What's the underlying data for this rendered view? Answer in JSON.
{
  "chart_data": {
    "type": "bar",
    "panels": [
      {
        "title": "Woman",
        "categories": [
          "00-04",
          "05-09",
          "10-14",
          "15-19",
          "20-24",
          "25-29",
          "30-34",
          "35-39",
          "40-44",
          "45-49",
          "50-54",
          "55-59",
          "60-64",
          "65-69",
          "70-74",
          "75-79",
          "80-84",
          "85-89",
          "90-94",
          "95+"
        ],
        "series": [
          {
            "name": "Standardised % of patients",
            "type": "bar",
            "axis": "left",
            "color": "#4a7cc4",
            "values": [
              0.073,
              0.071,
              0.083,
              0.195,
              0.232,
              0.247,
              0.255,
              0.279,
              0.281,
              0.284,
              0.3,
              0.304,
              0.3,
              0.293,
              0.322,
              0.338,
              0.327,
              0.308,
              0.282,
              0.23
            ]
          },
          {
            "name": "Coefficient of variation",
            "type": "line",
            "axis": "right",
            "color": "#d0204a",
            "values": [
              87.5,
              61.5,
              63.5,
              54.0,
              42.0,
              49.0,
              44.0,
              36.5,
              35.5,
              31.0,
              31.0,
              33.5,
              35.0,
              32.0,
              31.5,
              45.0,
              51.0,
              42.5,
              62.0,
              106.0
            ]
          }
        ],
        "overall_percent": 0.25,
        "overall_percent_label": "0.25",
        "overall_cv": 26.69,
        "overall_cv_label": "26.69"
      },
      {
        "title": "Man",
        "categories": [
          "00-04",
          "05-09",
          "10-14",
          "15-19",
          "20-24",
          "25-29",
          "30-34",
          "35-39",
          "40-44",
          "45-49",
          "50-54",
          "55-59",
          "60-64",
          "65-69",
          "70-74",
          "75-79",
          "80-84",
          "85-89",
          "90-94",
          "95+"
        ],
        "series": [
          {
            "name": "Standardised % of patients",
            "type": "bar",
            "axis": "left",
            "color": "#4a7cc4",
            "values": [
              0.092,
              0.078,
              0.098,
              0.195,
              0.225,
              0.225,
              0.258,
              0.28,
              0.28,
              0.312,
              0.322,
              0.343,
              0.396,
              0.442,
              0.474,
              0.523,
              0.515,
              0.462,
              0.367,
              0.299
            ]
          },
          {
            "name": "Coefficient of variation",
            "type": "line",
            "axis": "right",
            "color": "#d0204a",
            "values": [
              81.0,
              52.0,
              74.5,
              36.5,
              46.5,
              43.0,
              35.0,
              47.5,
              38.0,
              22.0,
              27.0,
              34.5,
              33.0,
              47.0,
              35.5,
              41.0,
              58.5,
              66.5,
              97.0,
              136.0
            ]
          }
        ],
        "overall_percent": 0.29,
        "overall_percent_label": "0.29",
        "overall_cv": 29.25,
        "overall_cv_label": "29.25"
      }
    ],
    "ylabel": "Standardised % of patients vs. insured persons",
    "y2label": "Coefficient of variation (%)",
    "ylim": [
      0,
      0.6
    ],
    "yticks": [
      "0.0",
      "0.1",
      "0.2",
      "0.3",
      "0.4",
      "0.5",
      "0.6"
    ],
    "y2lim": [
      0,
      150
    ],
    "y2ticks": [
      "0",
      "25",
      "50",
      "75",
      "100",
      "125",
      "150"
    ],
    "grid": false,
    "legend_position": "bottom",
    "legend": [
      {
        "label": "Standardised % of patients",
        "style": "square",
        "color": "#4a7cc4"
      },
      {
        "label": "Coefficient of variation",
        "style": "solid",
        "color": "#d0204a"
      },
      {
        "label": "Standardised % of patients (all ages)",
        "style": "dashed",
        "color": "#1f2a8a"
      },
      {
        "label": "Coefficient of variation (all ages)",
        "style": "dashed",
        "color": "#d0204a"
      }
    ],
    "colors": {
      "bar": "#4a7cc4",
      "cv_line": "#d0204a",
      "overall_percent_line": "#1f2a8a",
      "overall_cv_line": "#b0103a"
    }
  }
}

**TASK BRIEF:**
Across the whole listing, show each line where the word "ages" occurs.

**OUTPUT BELOW:**
        "label": "Standardised % of patients (all ages)",
        "label": "Coefficient of variation (all ages)",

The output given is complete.